:: SELECTED TEXT ::
Our common stock is listed on the OTC Market Group’s OTCQB® Market quotation system under the ticker symbol “SMTK.”
 
Transfer Agent and Registrar
 
The transfer agent and registrar for our common stock is VStock Transfer, LLC.

:: DATA SECTION ::
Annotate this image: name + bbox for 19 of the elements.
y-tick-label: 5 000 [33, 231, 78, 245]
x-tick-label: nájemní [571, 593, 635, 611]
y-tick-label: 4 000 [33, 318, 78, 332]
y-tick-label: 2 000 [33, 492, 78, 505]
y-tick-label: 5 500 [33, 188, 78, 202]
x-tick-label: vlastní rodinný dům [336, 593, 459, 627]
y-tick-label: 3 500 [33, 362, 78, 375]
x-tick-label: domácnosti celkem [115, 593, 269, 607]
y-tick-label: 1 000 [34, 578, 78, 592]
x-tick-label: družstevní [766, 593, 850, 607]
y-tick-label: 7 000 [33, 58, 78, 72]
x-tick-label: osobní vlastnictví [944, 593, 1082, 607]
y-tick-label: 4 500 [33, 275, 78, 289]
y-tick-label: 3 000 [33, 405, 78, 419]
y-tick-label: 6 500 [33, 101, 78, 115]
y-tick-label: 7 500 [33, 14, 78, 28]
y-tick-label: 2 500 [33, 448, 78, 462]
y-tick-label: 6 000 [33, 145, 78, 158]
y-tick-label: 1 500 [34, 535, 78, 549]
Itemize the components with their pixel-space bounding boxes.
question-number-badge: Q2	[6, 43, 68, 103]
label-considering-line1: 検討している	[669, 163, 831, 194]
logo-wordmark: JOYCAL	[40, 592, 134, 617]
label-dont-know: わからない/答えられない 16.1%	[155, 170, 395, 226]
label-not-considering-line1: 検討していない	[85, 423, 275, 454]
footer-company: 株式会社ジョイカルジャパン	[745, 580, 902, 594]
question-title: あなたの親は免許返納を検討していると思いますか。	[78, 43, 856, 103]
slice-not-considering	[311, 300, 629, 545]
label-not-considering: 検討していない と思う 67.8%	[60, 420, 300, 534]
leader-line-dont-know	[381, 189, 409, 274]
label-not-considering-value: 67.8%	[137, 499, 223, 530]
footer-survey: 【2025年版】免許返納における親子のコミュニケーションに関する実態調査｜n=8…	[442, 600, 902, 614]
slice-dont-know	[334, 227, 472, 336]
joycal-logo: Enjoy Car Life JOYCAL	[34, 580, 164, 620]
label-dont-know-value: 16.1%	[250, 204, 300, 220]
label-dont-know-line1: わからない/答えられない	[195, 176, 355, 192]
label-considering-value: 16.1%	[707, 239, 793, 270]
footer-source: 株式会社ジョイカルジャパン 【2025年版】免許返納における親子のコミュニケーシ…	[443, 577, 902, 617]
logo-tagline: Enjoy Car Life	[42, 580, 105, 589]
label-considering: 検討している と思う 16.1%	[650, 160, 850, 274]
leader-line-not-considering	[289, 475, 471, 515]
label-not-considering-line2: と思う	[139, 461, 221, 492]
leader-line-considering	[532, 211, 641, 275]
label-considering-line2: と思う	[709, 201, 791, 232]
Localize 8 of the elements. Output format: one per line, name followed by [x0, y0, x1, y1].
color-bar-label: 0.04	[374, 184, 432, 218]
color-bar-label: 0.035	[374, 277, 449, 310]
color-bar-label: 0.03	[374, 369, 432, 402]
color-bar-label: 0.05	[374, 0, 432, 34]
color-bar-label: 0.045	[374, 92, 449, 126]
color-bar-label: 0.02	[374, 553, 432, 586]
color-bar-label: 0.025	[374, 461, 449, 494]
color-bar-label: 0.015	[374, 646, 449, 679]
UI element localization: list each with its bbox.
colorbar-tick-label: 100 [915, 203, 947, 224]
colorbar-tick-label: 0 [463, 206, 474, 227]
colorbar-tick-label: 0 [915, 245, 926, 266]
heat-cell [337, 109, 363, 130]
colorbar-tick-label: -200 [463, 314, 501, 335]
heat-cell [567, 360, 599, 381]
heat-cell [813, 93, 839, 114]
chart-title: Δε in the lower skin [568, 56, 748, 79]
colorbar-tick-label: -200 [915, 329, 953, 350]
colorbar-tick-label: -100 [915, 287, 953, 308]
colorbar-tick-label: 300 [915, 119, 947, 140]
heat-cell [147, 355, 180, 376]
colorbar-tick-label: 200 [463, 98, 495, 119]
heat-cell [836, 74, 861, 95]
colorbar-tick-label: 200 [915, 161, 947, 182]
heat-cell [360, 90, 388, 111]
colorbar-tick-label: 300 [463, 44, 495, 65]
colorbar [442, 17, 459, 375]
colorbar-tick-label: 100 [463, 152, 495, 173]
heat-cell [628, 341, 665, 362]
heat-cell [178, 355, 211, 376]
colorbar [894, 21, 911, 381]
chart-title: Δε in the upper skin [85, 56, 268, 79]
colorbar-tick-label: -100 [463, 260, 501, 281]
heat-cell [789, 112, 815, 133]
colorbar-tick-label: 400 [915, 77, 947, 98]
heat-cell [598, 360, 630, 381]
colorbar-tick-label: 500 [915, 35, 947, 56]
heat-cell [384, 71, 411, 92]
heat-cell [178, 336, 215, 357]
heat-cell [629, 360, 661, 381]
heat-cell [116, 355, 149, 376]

:: REQUIRED TASKS ::
a) In the passage on the stock listing, rewrite the lines from "Our common stock is listed" to "VStock Transfer, LLC.", replacing "common stock" with "ordinary shares".
b) Answer these from the passage on the stock listing:
(i) Under what ticker symbol is the common stock listed?
(ii) On which quotation system is it listed?
(iii) Who is the transfer agent and registrar for the common stock?

:: ACTIVITY ANSWERS ::
a)
Our ordinary shares is listed on the OTC Market Group’s OTCQB® Market quotation system under the ticker symbol “SMTK.”
 
Transfer Agent and Registrar
 
The transfer agent and registrar for our ordinary shares is VStock Transfer, LLC.

b)
(i) SMTK
(ii) The OTC Market Group's OTCQB® Market quotation system
(iii) VStock Transfer, LLC